TASK TO CARRY OUT: Find every line with the word "values". Copy those lines.

== == ==

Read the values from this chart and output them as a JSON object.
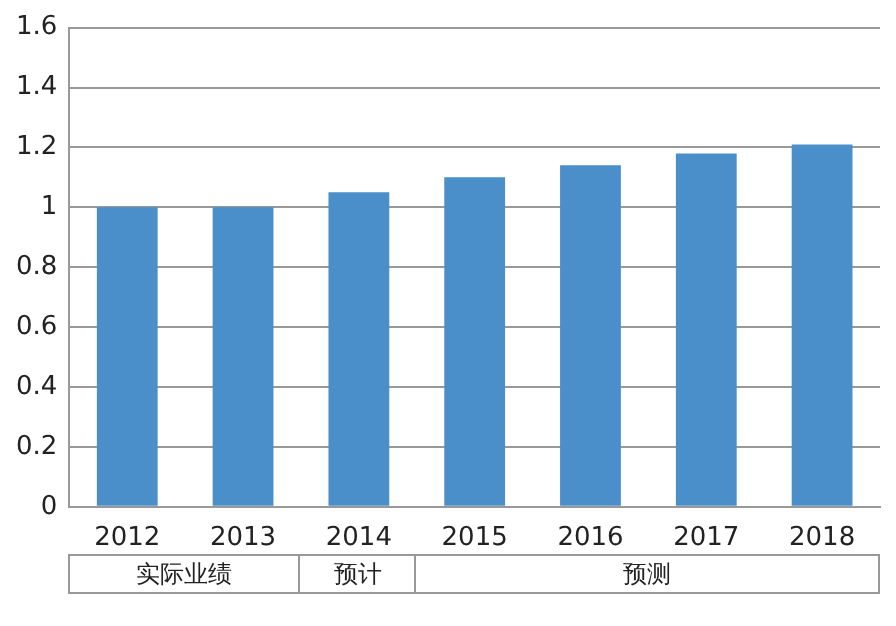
{
  "chart_data": {
    "type": "bar",
    "categories": [
      "2012",
      "2013",
      "2014",
      "2015",
      "2016",
      "2017",
      "2018"
    ],
    "values": [
      1.0,
      1.0,
      1.05,
      1.1,
      1.14,
      1.18,
      1.21
    ],
    "color": "#4a8fc9",
    "ylim": [
      0,
      1.6
    ],
    "yticks": [
      0,
      0.2,
      0.4,
      0.6,
      0.8,
      1,
      1.2,
      1.4,
      1.6
    ],
    "grid": "y",
    "annotations": [
      "实际业绩",
      "预计",
      "预测"
    ]
  }
}
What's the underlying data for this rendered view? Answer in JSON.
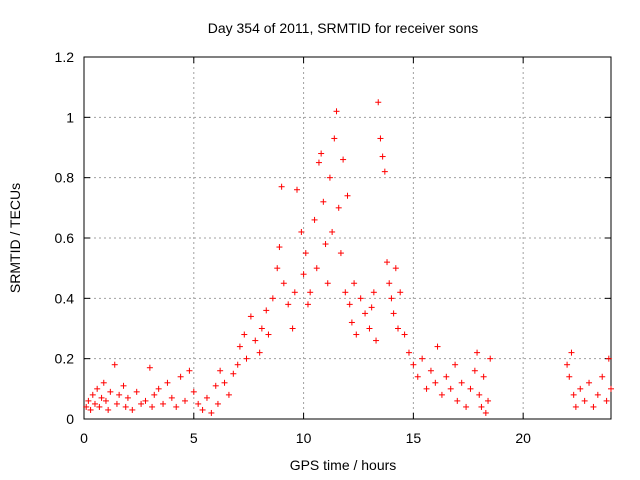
{
  "chart_data": {
    "type": "scatter",
    "title": "Day 354 of 2011, SRMTID for receiver sons",
    "xlabel": "GPS time / hours",
    "ylabel": "SRMTID / TECUs",
    "xlim": [
      0,
      24
    ],
    "ylim": [
      0,
      1.2
    ],
    "xticks": [
      0,
      5,
      10,
      15,
      20
    ],
    "yticks": [
      0,
      0.2,
      0.4,
      0.6,
      0.8,
      1,
      1.2
    ],
    "xtick_labels": [
      "0",
      "5",
      "10",
      "15",
      "20"
    ],
    "ytick_labels": [
      "0",
      "0.2",
      "0.4",
      "0.6",
      "0.8",
      "1",
      "1.2"
    ],
    "grid": true,
    "marker": "plus",
    "color": "#ff0000",
    "series": [
      {
        "name": "SRMTID",
        "points": [
          [
            0.1,
            0.04
          ],
          [
            0.2,
            0.06
          ],
          [
            0.3,
            0.03
          ],
          [
            0.4,
            0.08
          ],
          [
            0.5,
            0.05
          ],
          [
            0.6,
            0.1
          ],
          [
            0.7,
            0.04
          ],
          [
            0.8,
            0.07
          ],
          [
            0.9,
            0.12
          ],
          [
            1.0,
            0.06
          ],
          [
            1.1,
            0.03
          ],
          [
            1.2,
            0.09
          ],
          [
            1.4,
            0.18
          ],
          [
            1.5,
            0.05
          ],
          [
            1.6,
            0.08
          ],
          [
            1.8,
            0.11
          ],
          [
            1.9,
            0.04
          ],
          [
            2.0,
            0.07
          ],
          [
            2.2,
            0.03
          ],
          [
            2.4,
            0.09
          ],
          [
            2.6,
            0.05
          ],
          [
            2.8,
            0.06
          ],
          [
            3.0,
            0.17
          ],
          [
            3.1,
            0.04
          ],
          [
            3.2,
            0.08
          ],
          [
            3.4,
            0.1
          ],
          [
            3.6,
            0.05
          ],
          [
            3.8,
            0.12
          ],
          [
            4.0,
            0.07
          ],
          [
            4.2,
            0.04
          ],
          [
            4.4,
            0.14
          ],
          [
            4.6,
            0.06
          ],
          [
            4.8,
            0.16
          ],
          [
            5.0,
            0.09
          ],
          [
            5.2,
            0.05
          ],
          [
            5.4,
            0.03
          ],
          [
            5.6,
            0.07
          ],
          [
            5.8,
            0.02
          ],
          [
            6.0,
            0.11
          ],
          [
            6.1,
            0.05
          ],
          [
            6.2,
            0.16
          ],
          [
            6.4,
            0.12
          ],
          [
            6.6,
            0.08
          ],
          [
            6.8,
            0.15
          ],
          [
            7.0,
            0.18
          ],
          [
            7.1,
            0.24
          ],
          [
            7.3,
            0.28
          ],
          [
            7.4,
            0.2
          ],
          [
            7.6,
            0.34
          ],
          [
            7.8,
            0.26
          ],
          [
            8.0,
            0.22
          ],
          [
            8.1,
            0.3
          ],
          [
            8.3,
            0.36
          ],
          [
            8.4,
            0.28
          ],
          [
            8.6,
            0.4
          ],
          [
            8.8,
            0.5
          ],
          [
            8.9,
            0.57
          ],
          [
            9.0,
            0.77
          ],
          [
            9.1,
            0.45
          ],
          [
            9.3,
            0.38
          ],
          [
            9.5,
            0.3
          ],
          [
            9.6,
            0.42
          ],
          [
            9.7,
            0.76
          ],
          [
            9.9,
            0.62
          ],
          [
            10.0,
            0.48
          ],
          [
            10.1,
            0.55
          ],
          [
            10.2,
            0.38
          ],
          [
            10.3,
            0.42
          ],
          [
            10.5,
            0.66
          ],
          [
            10.6,
            0.5
          ],
          [
            10.7,
            0.85
          ],
          [
            10.8,
            0.88
          ],
          [
            10.9,
            0.72
          ],
          [
            11.0,
            0.58
          ],
          [
            11.1,
            0.45
          ],
          [
            11.2,
            0.8
          ],
          [
            11.3,
            0.62
          ],
          [
            11.4,
            0.93
          ],
          [
            11.5,
            1.02
          ],
          [
            11.6,
            0.7
          ],
          [
            11.7,
            0.55
          ],
          [
            11.8,
            0.86
          ],
          [
            11.9,
            0.42
          ],
          [
            12.0,
            0.74
          ],
          [
            12.1,
            0.38
          ],
          [
            12.2,
            0.32
          ],
          [
            12.3,
            0.45
          ],
          [
            12.4,
            0.28
          ],
          [
            12.6,
            0.4
          ],
          [
            12.8,
            0.35
          ],
          [
            13.0,
            0.3
          ],
          [
            13.1,
            0.37
          ],
          [
            13.2,
            0.42
          ],
          [
            13.3,
            0.26
          ],
          [
            13.4,
            1.05
          ],
          [
            13.5,
            0.93
          ],
          [
            13.6,
            0.87
          ],
          [
            13.7,
            0.82
          ],
          [
            13.8,
            0.52
          ],
          [
            13.9,
            0.45
          ],
          [
            14.0,
            0.4
          ],
          [
            14.1,
            0.35
          ],
          [
            14.2,
            0.5
          ],
          [
            14.3,
            0.3
          ],
          [
            14.4,
            0.42
          ],
          [
            14.6,
            0.28
          ],
          [
            14.8,
            0.22
          ],
          [
            15.0,
            0.18
          ],
          [
            15.2,
            0.14
          ],
          [
            15.4,
            0.2
          ],
          [
            15.6,
            0.1
          ],
          [
            15.8,
            0.16
          ],
          [
            16.0,
            0.12
          ],
          [
            16.1,
            0.24
          ],
          [
            16.3,
            0.08
          ],
          [
            16.5,
            0.14
          ],
          [
            16.7,
            0.1
          ],
          [
            16.9,
            0.18
          ],
          [
            17.0,
            0.06
          ],
          [
            17.2,
            0.12
          ],
          [
            17.4,
            0.04
          ],
          [
            17.6,
            0.1
          ],
          [
            17.8,
            0.16
          ],
          [
            17.9,
            0.22
          ],
          [
            18.0,
            0.08
          ],
          [
            18.1,
            0.04
          ],
          [
            18.2,
            0.14
          ],
          [
            18.3,
            0.02
          ],
          [
            18.4,
            0.06
          ],
          [
            18.5,
            0.2
          ],
          [
            22.0,
            0.18
          ],
          [
            22.1,
            0.14
          ],
          [
            22.2,
            0.22
          ],
          [
            22.3,
            0.08
          ],
          [
            22.4,
            0.04
          ],
          [
            22.6,
            0.1
          ],
          [
            22.8,
            0.06
          ],
          [
            23.0,
            0.12
          ],
          [
            23.2,
            0.04
          ],
          [
            23.4,
            0.08
          ],
          [
            23.6,
            0.14
          ],
          [
            23.8,
            0.06
          ],
          [
            23.9,
            0.2
          ],
          [
            24.0,
            0.1
          ]
        ]
      }
    ]
  }
}
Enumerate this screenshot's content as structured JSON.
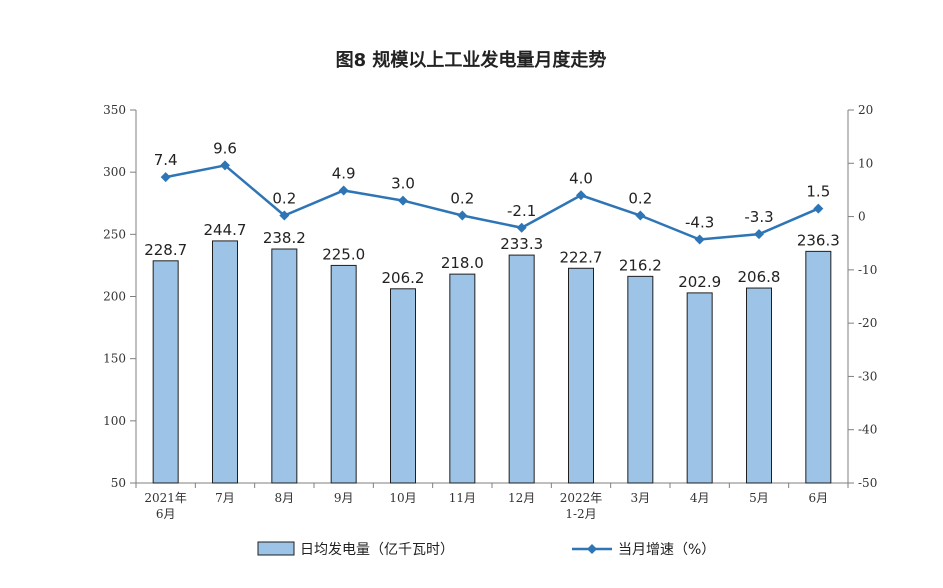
{
  "chart_data": {
    "type": "bar",
    "title": "图8  规模以上工业发电量月度走势",
    "categories": [
      [
        "2021年",
        "6月"
      ],
      [
        "7月"
      ],
      [
        "8月"
      ],
      [
        "9月"
      ],
      [
        "10月"
      ],
      [
        "11月"
      ],
      [
        "12月"
      ],
      [
        "2022年",
        "1-2月"
      ],
      [
        "3月"
      ],
      [
        "4月"
      ],
      [
        "5月"
      ],
      [
        "6月"
      ]
    ],
    "series": [
      {
        "name": "日均发电量（亿千瓦时）",
        "type": "bar",
        "axis": "left",
        "values": [
          228.7,
          244.7,
          238.2,
          225.0,
          206.2,
          218.0,
          233.3,
          222.7,
          216.2,
          202.9,
          206.8,
          236.3
        ],
        "labels": [
          "228.7",
          "244.7",
          "238.2",
          "225.0",
          "206.2",
          "218.0",
          "233.3",
          "222.7",
          "216.2",
          "202.9",
          "206.8",
          "236.3"
        ]
      },
      {
        "name": "当月增速（%）",
        "type": "line",
        "axis": "right",
        "values": [
          7.4,
          9.6,
          0.2,
          4.9,
          3.0,
          0.2,
          -2.1,
          4.0,
          0.2,
          -4.3,
          -3.3,
          1.5
        ],
        "labels": [
          "7.4",
          "9.6",
          "0.2",
          "4.9",
          "3.0",
          "0.2",
          "-2.1",
          "4.0",
          "0.2",
          "-4.3",
          "-3.3",
          "1.5"
        ]
      }
    ],
    "y_left": {
      "min": 50,
      "max": 350,
      "ticks": [
        "50",
        "100",
        "150",
        "200",
        "250",
        "300",
        "350"
      ]
    },
    "y_right": {
      "min": -50,
      "max": 20,
      "ticks": [
        "-50",
        "-40",
        "-30",
        "-20",
        "-10",
        "0",
        "10",
        "20"
      ]
    },
    "grid": false,
    "legend_position": "bottom",
    "colors": {
      "bar_fill": "#9DC3E6",
      "bar_stroke": "#1F1F1F",
      "line": "#2E75B6",
      "axis": "#7F7F7F"
    }
  }
}
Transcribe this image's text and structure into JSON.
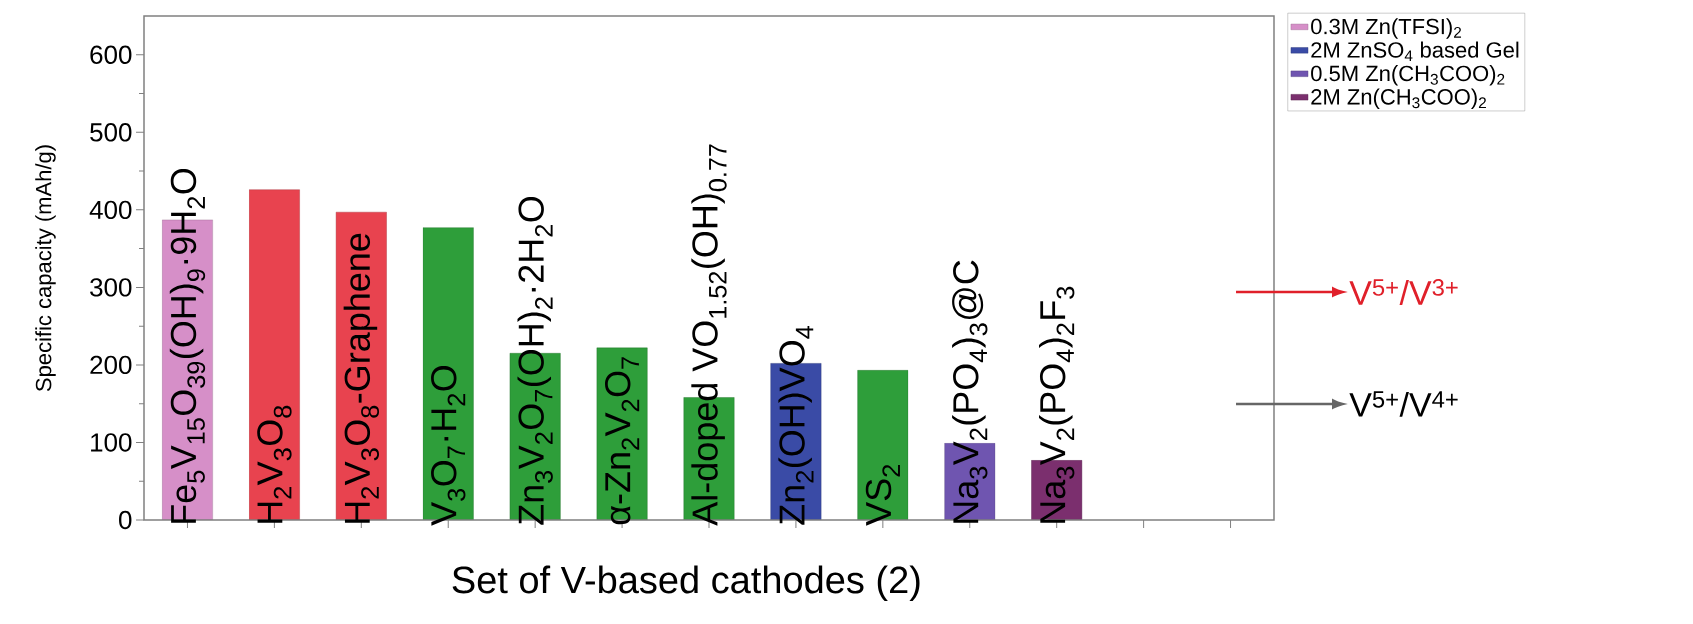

== == ==

OUTPUT FOR THIS TASK:
Read the values from this chart and output them as a JSON object.
    "values": [
        "values": [
        "values": [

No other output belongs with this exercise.